[Collected data]

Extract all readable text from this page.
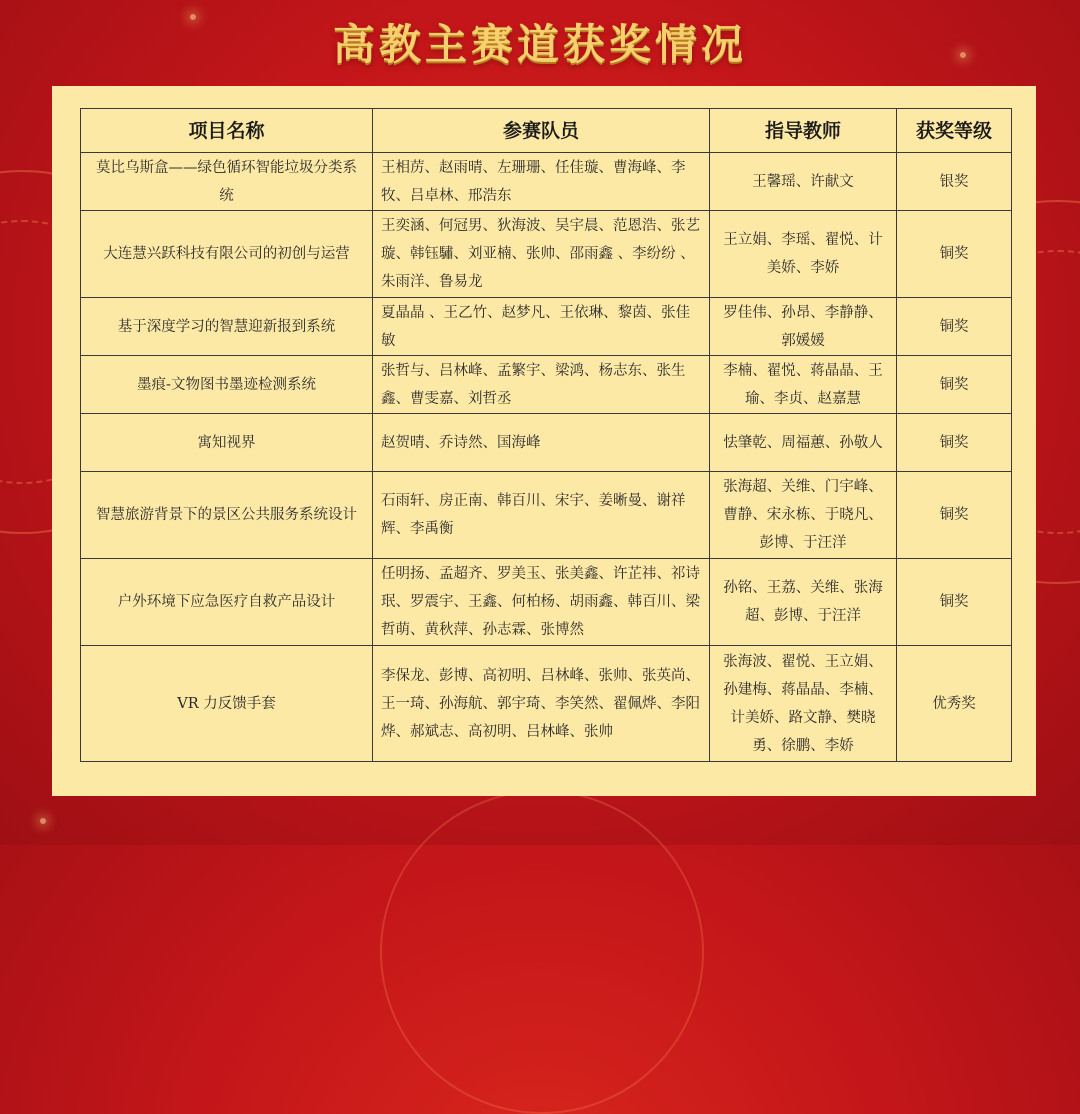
高教主赛道获奖情况
项目名称	参赛队员	指导教师	获奖等级
莫比乌斯盒——绿色循环智能垃圾分类系统	王相苈、赵雨晴、左珊珊、任佳璇、曹海峰、李牧、吕卓林、邢浩东	王馨瑶、许献文	银奖
大连慧兴跃科技有限公司的初创与运营	王奕涵、何冠男、狄海波、吴宇晨、范恩浩、张艺璇、韩钰驌、刘亚楠、张帅、邵雨鑫 、李纷纷 、朱雨洋、鲁易龙	王立娟、李瑶、翟悦、计美娇、李娇	铜奖
基于深度学习的智慧迎新报到系统	夏晶晶 、王乙竹、赵梦凡、王依琳、黎茵、张佳敏	罗佳伟、孙昂、李静静、郭媛媛	铜奖
墨痕-文物图书墨迹检测系统	张哲与、吕林峰、孟繁宇、梁鸿、杨志东、张生鑫、曹雯嘉、刘哲丞	李楠、翟悦、蒋晶晶、王瑜、李贞、赵嘉慧	铜奖
寓知视界	赵贺晴、乔诗然、国海峰	怯肇乾、周福蕙、孙敬人	铜奖
智慧旅游背景下的景区公共服务系统设计	石雨轩、房正南、韩百川、宋宇、姜晰曼、谢祥辉、李禹衡	张海超、关维、门宇峰、曹静、宋永栋、于晓凡、彭博、于汪洋	铜奖
户外环境下应急医疗自救产品设计	任明扬、孟超齐、罗美玉、张美鑫、许芷祎、祁诗珉、罗震宇、王鑫、何柏杨、胡雨鑫、韩百川、梁哲萌、黄秋萍、孙志霖、张博然	孙铭、王荔、关维、张海超、彭博、于汪洋	铜奖
VR 力反馈手套	李保龙、彭博、高初明、吕林峰、张帅、张英尚、王一琦、孙海航、郭宇琦、李笑然、翟佩烨、李阳烨、郝斌志、高初明、吕林峰、张帅	张海波、翟悦、王立娟、孙建梅、蒋晶晶、李楠、计美娇、路文静、樊晓勇、徐鹏、李娇	优秀奖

> [TASK PROMPT]: Write out the entries above word for word. Do not include the pictures.

> [THE RESULT]:
Extract all readable text from this page.
高教主赛道获奖情况
项目名称	参赛队员	指导教师	获奖等级
莫比乌斯盒——绿色循环智能垃圾分类系统	王相苈、赵雨晴、左珊珊、任佳璇、曹海峰、李牧、吕卓林、邢浩东	王馨瑶、许献文	银奖
大连慧兴跃科技有限公司的初创与运营	王奕涵、何冠男、狄海波、吴宇晨、范恩浩、张艺璇、韩钰驌、刘亚楠、张帅、邵雨鑫 、李纷纷 、朱雨洋、鲁易龙	王立娟、李瑶、翟悦、计美娇、李娇	铜奖
基于深度学习的智慧迎新报到系统	夏晶晶 、王乙竹、赵梦凡、王依琳、黎茵、张佳敏	罗佳伟、孙昂、李静静、郭媛媛	铜奖
墨痕-文物图书墨迹检测系统	张哲与、吕林峰、孟繁宇、梁鸿、杨志东、张生鑫、曹雯嘉、刘哲丞	李楠、翟悦、蒋晶晶、王瑜、李贞、赵嘉慧	铜奖
寓知视界	赵贺晴、乔诗然、国海峰	怯肇乾、周福蕙、孙敬人	铜奖
智慧旅游背景下的景区公共服务系统设计	石雨轩、房正南、韩百川、宋宇、姜晰曼、谢祥辉、李禹衡	张海超、关维、门宇峰、曹静、宋永栋、于晓凡、彭博、于汪洋	铜奖
户外环境下应急医疗自救产品设计	任明扬、孟超齐、罗美玉、张美鑫、许芷祎、祁诗珉、罗震宇、王鑫、何柏杨、胡雨鑫、韩百川、梁哲萌、黄秋萍、孙志霖、张博然	孙铭、王荔、关维、张海超、彭博、于汪洋	铜奖
VR 力反馈手套	李保龙、彭博、高初明、吕林峰、张帅、张英尚、王一琦、孙海航、郭宇琦、李笑然、翟佩烨、李阳烨、郝斌志、高初明、吕林峰、张帅	张海波、翟悦、王立娟、孙建梅、蒋晶晶、李楠、计美娇、路文静、樊晓勇、徐鹏、李娇	优秀奖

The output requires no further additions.